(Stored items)
═══

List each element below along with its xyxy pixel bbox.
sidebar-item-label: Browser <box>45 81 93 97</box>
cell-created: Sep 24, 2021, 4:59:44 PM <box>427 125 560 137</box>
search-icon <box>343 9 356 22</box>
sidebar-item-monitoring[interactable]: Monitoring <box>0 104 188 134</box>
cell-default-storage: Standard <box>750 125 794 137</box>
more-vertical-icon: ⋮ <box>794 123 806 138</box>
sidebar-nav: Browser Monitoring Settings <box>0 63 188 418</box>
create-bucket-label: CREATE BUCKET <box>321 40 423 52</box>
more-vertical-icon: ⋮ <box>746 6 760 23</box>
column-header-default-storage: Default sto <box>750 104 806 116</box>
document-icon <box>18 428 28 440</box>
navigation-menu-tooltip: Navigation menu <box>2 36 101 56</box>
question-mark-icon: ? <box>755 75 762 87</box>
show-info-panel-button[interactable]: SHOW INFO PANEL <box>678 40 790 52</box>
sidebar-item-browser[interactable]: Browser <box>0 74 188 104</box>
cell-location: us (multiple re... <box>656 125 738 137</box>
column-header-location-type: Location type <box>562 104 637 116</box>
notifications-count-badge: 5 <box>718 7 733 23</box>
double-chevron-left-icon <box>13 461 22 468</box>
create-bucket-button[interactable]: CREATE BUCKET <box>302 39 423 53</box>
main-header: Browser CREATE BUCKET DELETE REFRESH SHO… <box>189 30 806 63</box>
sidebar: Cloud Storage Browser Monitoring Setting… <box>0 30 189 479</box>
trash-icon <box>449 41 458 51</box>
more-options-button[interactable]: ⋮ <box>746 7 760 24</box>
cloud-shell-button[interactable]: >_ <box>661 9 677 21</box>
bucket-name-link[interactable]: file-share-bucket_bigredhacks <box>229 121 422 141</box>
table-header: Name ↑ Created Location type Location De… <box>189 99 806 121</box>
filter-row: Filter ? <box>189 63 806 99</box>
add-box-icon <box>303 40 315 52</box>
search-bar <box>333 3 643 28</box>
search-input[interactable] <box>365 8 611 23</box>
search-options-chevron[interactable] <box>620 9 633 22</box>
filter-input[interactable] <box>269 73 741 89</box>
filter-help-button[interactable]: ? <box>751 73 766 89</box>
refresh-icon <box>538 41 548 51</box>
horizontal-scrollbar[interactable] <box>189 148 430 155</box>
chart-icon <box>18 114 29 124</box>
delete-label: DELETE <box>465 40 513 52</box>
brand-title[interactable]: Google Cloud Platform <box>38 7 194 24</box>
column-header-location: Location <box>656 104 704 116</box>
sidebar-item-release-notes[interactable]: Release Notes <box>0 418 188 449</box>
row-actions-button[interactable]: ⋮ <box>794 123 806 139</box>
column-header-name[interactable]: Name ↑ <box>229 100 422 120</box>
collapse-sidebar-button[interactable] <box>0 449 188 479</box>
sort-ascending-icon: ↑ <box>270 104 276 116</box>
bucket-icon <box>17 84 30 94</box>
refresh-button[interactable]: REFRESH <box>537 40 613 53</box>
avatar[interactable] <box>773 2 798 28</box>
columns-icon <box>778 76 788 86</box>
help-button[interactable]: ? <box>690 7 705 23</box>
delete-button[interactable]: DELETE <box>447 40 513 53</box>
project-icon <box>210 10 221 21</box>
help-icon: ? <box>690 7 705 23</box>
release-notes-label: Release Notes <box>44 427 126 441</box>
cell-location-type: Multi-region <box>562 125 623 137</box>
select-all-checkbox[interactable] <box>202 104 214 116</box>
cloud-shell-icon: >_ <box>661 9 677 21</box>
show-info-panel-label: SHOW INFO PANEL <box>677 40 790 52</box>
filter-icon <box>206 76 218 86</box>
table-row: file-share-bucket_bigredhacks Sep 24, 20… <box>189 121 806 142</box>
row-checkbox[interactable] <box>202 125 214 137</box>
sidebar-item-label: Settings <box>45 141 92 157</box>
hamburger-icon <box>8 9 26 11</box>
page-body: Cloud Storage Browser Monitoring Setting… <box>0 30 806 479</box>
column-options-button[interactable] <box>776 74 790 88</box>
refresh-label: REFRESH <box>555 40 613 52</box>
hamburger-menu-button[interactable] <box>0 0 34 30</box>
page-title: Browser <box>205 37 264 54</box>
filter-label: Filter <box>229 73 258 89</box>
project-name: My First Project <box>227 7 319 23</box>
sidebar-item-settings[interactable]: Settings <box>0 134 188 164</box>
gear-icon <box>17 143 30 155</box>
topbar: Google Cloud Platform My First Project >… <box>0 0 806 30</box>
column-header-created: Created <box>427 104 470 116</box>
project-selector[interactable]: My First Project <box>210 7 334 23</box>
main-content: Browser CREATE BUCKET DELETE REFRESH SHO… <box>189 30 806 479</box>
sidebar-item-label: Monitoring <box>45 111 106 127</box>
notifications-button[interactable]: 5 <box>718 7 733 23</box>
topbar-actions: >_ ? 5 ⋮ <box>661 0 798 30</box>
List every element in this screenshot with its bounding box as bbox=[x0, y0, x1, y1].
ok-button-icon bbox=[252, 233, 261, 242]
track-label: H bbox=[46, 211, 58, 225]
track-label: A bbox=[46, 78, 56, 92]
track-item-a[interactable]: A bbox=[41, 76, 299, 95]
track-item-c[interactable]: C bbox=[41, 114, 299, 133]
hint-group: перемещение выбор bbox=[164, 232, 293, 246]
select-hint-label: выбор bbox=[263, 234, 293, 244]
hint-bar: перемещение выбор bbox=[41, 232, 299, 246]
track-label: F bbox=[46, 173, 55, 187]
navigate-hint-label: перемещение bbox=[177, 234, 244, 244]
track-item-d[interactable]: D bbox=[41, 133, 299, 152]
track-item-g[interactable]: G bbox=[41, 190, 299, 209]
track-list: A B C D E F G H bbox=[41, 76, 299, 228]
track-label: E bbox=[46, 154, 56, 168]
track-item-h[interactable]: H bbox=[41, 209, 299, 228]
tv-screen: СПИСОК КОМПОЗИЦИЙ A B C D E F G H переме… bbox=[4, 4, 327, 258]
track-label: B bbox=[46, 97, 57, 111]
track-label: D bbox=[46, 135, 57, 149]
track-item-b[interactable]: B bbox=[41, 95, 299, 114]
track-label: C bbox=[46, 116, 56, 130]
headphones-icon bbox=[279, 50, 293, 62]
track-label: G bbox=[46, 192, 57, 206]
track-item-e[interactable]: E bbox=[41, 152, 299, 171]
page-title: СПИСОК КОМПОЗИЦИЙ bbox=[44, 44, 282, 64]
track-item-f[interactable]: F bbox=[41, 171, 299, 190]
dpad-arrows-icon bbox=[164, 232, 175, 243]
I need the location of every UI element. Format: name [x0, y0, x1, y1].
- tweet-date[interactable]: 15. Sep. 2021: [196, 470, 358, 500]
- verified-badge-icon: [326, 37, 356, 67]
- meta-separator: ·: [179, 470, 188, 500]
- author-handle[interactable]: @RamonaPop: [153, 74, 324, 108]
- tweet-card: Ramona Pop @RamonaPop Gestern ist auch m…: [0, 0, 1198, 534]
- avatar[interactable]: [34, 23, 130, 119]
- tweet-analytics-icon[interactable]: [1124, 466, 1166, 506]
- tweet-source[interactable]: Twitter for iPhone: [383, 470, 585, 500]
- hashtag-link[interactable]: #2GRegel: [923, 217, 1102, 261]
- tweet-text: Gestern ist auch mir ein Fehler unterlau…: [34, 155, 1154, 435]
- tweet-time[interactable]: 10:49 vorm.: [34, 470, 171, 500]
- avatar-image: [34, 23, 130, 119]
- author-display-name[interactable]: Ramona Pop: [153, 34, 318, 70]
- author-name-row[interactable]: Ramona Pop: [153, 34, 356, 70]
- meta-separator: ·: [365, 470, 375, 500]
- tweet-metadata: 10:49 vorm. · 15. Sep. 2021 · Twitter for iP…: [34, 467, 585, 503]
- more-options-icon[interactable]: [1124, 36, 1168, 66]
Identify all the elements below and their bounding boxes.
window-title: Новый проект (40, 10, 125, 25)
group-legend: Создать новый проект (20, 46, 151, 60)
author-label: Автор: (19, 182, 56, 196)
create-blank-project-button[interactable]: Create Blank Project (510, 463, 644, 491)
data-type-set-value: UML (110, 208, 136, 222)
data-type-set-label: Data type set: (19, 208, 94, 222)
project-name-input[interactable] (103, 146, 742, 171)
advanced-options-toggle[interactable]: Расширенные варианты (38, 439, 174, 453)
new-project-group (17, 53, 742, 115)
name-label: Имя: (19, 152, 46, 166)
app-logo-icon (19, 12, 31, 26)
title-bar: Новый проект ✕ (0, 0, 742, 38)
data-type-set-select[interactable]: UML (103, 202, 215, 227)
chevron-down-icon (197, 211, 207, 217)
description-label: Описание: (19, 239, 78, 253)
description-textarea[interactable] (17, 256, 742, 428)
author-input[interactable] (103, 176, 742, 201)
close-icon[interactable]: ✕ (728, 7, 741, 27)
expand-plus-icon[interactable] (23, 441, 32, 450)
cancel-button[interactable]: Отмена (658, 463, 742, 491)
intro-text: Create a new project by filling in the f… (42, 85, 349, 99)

═══

▸ **Short task**
Put each line of the data above, from its first line through the line that contains "sidebar: Cloud Storage", inclusive, into a JSON list of strings, one string per line, leaving out blank lines.

▸ **Exercise result**
[
  "List each element below along with its xyxy pixel bbox.",
  "sidebar-item-label: Browser <box>45 81 93 97</box>",
  "cell-created: Sep 24, 2021, 4:59:44 PM <box>427 125 560 137</box>",
  "search-icon <box>343 9 356 22</box>",
  "sidebar-item-monitoring[interactable]: Monitoring <box>0 104 188 134</box>",
  "cell-default-storage: Standard <box>750 125 794 137</box>",
  "more-vertical-icon: ⋮ <box>794 123 806 138</box>",
  "sidebar-nav: Browser Monitoring Settings <box>0 63 188 418</box>",
  "create-bucket-label: CREATE BUCKET <box>321 40 423 52</box>",
  "more-vertical-icon: ⋮ <box>746 6 760 23</box>",
  "column-header-default-storage: Default sto <box>750 104 806 116</box>",
  "document-icon <box>18 428 28 440</box>",
  "navigation-menu-tooltip: Navigation menu <box>2 36 101 56</box>",
  "question-mark-icon: ? <box>755 75 762 87</box>",
  "show-info-panel-button[interactable]: SHOW INFO PANEL <box>678 40 790 52</box>",
  "sidebar-item-browser[interactable]: Browser <box>0 74 188 104</box>",
  "cell-location: us (multiple re... <box>656 125 738 137</box>",
  "column-header-location-type: Location type <box>562 104 637 116</box>",
  "notifications-count-badge: 5 <box>718 7 733 23</box>",
  "double-chevron-left-icon <box>13 461 22 468</box>",
  "create-bucket-button[interactable]: CREATE BUCKET <box>302 39 423 53</box>",
  "main-header: Browser CREATE BUCKET DELETE REFRESH SHO… <box>189 30 806 63</box>",
  "sidebar: Cloud Storage Browser Monitoring Setting… <box>0 30 189 479</box>"
]